SUPPLIED RECORDS —
■ ■ ■ ■ ■

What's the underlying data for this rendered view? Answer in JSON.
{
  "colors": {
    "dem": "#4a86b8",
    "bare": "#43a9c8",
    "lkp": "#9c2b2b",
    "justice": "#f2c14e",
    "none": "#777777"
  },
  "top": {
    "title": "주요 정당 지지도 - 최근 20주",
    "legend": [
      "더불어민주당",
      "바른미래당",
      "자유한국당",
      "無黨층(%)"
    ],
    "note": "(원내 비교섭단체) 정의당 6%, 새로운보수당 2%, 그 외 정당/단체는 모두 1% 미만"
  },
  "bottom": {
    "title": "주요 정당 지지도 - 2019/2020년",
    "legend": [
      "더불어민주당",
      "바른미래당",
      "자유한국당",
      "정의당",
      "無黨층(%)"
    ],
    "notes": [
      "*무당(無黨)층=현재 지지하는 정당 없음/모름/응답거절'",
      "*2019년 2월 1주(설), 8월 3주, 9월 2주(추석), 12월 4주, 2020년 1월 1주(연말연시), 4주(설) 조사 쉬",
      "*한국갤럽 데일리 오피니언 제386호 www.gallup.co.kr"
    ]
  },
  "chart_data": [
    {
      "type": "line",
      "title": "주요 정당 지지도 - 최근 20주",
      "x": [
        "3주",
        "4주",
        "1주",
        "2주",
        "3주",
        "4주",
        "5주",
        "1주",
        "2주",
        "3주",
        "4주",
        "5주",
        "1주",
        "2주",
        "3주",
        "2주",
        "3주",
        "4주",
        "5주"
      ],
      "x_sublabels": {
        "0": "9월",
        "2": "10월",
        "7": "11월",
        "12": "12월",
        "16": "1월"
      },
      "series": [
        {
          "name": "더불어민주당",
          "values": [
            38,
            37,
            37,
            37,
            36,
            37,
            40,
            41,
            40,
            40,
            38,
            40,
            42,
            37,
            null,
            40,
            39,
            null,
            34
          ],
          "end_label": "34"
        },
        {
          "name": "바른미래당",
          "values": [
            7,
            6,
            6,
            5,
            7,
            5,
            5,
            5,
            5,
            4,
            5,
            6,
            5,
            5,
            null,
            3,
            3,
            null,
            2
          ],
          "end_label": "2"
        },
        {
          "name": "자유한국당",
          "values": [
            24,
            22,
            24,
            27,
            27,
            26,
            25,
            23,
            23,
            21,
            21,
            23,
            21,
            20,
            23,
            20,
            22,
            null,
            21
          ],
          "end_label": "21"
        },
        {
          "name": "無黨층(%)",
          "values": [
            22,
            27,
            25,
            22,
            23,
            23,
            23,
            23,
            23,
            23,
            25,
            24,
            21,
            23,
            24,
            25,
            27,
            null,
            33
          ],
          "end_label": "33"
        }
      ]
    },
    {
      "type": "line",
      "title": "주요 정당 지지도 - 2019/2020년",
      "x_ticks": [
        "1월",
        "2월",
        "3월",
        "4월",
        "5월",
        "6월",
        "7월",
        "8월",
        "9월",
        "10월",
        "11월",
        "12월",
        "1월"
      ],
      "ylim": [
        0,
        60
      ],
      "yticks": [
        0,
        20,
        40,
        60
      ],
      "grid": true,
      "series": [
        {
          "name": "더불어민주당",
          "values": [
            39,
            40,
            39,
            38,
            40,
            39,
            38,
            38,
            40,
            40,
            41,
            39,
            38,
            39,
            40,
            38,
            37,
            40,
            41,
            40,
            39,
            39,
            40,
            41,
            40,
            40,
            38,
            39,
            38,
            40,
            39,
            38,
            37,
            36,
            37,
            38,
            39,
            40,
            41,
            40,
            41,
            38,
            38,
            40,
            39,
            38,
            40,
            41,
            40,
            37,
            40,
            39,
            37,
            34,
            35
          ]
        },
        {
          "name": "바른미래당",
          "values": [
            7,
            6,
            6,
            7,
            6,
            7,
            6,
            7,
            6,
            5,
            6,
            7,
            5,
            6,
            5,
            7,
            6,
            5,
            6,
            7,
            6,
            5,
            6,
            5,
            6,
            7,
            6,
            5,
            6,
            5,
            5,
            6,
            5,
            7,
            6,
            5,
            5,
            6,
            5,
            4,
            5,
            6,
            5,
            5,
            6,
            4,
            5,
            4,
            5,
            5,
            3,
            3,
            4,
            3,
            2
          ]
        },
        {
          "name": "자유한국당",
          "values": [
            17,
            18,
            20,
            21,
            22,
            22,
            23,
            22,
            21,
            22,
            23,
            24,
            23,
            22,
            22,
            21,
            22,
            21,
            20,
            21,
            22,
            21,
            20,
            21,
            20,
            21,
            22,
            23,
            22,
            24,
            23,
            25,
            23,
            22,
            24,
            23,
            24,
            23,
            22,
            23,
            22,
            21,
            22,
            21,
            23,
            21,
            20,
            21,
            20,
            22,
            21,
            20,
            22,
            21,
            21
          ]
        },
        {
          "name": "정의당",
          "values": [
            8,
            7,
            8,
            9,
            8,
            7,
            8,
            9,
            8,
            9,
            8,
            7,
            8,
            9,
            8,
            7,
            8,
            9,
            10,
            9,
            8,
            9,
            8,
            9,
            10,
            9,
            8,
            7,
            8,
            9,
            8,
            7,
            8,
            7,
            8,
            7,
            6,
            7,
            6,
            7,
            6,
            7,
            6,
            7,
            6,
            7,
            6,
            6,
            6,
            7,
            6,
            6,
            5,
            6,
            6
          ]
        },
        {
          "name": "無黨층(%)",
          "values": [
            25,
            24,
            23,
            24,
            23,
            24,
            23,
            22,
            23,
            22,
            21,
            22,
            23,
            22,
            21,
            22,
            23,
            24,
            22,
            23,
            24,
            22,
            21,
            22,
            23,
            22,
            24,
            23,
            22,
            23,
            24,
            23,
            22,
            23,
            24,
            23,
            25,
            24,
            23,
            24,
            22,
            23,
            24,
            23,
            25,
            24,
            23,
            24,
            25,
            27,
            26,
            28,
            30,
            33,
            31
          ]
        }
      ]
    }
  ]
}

■ ■ ■ ■ ■

THE EXERCISE — Restate every entry word for word.

EXPECTED ANSWER —
What's the underlying data for this rendered view? Answer in JSON.
{
  "colors": {
    "dem": "#4a86b8",
    "bare": "#43a9c8",
    "lkp": "#9c2b2b",
    "justice": "#f2c14e",
    "none": "#777777"
  },
  "top": {
    "title": "주요 정당 지지도 - 최근 20주",
    "legend": [
      "더불어민주당",
      "바른미래당",
      "자유한국당",
      "無黨층(%)"
    ],
    "note": "(원내 비교섭단체) 정의당 6%, 새로운보수당 2%, 그 외 정당/단체는 모두 1% 미만"
  },
  "bottom": {
    "title": "주요 정당 지지도 - 2019/2020년",
    "legend": [
      "더불어민주당",
      "바른미래당",
      "자유한국당",
      "정의당",
      "無黨층(%)"
    ],
    "notes": [
      "*무당(無黨)층=현재 지지하는 정당 없음/모름/응답거절'",
      "*2019년 2월 1주(설), 8월 3주, 9월 2주(추석), 12월 4주, 2020년 1월 1주(연말연시), 4주(설) 조사 쉬",
      "*한국갤럽 데일리 오피니언 제386호 www.gallup.co.kr"
    ]
  },
  "chart_data": [
    {
      "type": "line",
      "title": "주요 정당 지지도 - 최근 20주",
      "x": [
        "3주",
        "4주",
        "1주",
        "2주",
        "3주",
        "4주",
        "5주",
        "1주",
        "2주",
        "3주",
        "4주",
        "5주",
        "1주",
        "2주",
        "3주",
        "2주",
        "3주",
        "4주",
        "5주"
      ],
      "x_sublabels": {
        "0": "9월",
        "2": "10월",
        "7": "11월",
        "12": "12월",
        "16": "1월"
      },
      "series": [
        {
          "name": "더불어민주당",
          "values": [
            38,
            37,
            37,
            37,
            36,
            37,
            40,
            41,
            40,
            40,
            38,
            40,
            42,
            37,
            null,
            40,
            39,
            null,
            34
          ],
          "end_label": "34"
        },
        {
          "name": "바른미래당",
          "values": [
            7,
            6,
            6,
            5,
            7,
            5,
            5,
            5,
            5,
            4,
            5,
            6,
            5,
            5,
            null,
            3,
            3,
            null,
            2
          ],
          "end_label": "2"
        },
        {
          "name": "자유한국당",
          "values": [
            24,
            22,
            24,
            27,
            27,
            26,
            25,
            23,
            23,
            21,
            21,
            23,
            21,
            20,
            23,
            20,
            22,
            null,
            21
          ],
          "end_label": "21"
        },
        {
          "name": "無黨층(%)",
          "values": [
            22,
            27,
            25,
            22,
            23,
            23,
            23,
            23,
            23,
            23,
            25,
            24,
            21,
            23,
            24,
            25,
            27,
            null,
            33
          ],
          "end_label": "33"
        }
      ]
    },
    {
      "type": "line",
      "title": "주요 정당 지지도 - 2019/2020년",
      "x_ticks": [
        "1월",
        "2월",
        "3월",
        "4월",
        "5월",
        "6월",
        "7월",
        "8월",
        "9월",
        "10월",
        "11월",
        "12월",
        "1월"
      ],
      "ylim": [
        0,
        60
      ],
      "yticks": [
        0,
        20,
        40,
        60
      ],
      "grid": true,
      "series": [
        {
          "name": "더불어민주당",
          "values": [
            39,
            40,
            39,
            38,
            40,
            39,
            38,
            38,
            40,
            40,
            41,
            39,
            38,
            39,
            40,
            38,
            37,
            40,
            41,
            40,
            39,
            39,
            40,
            41,
            40,
            40,
            38,
            39,
            38,
            40,
            39,
            38,
            37,
            36,
            37,
            38,
            39,
            40,
            41,
            40,
            41,
            38,
            38,
            40,
            39,
            38,
            40,
            41,
            40,
            37,
            40,
            39,
            37,
            34,
            35
          ]
        },
        {
          "name": "바른미래당",
          "values": [
            7,
            6,
            6,
            7,
            6,
            7,
            6,
            7,
            6,
            5,
            6,
            7,
            5,
            6,
            5,
            7,
            6,
            5,
            6,
            7,
            6,
            5,
            6,
            5,
            6,
            7,
            6,
            5,
            6,
            5,
            5,
            6,
            5,
            7,
            6,
            5,
            5,
            6,
            5,
            4,
            5,
            6,
            5,
            5,
            6,
            4,
            5,
            4,
            5,
            5,
            3,
            3,
            4,
            3,
            2
          ]
        },
        {
          "name": "자유한국당",
          "values": [
            17,
            18,
            20,
            21,
            22,
            22,
            23,
            22,
            21,
            22,
            23,
            24,
            23,
            22,
            22,
            21,
            22,
            21,
            20,
            21,
            22,
            21,
            20,
            21,
            20,
            21,
            22,
            23,
            22,
            24,
            23,
            25,
            23,
            22,
            24,
            23,
            24,
            23,
            22,
            23,
            22,
            21,
            22,
            21,
            23,
            21,
            20,
            21,
            20,
            22,
            21,
            20,
            22,
            21,
            21
          ]
        },
        {
          "name": "정의당",
          "values": [
            8,
            7,
            8,
            9,
            8,
            7,
            8,
            9,
            8,
            9,
            8,
            7,
            8,
            9,
            8,
            7,
            8,
            9,
            10,
            9,
            8,
            9,
            8,
            9,
            10,
            9,
            8,
            7,
            8,
            9,
            8,
            7,
            8,
            7,
            8,
            7,
            6,
            7,
            6,
            7,
            6,
            7,
            6,
            7,
            6,
            7,
            6,
            6,
            6,
            7,
            6,
            6,
            5,
            6,
            6
          ]
        },
        {
          "name": "無黨층(%)",
          "values": [
            25,
            24,
            23,
            24,
            23,
            24,
            23,
            22,
            23,
            22,
            21,
            22,
            23,
            22,
            21,
            22,
            23,
            24,
            22,
            23,
            24,
            22,
            21,
            22,
            23,
            22,
            24,
            23,
            22,
            23,
            24,
            23,
            22,
            23,
            24,
            23,
            25,
            24,
            23,
            24,
            22,
            23,
            24,
            23,
            25,
            24,
            23,
            24,
            25,
            27,
            26,
            28,
            30,
            33,
            31
          ]
        }
      ]
    }
  ]
}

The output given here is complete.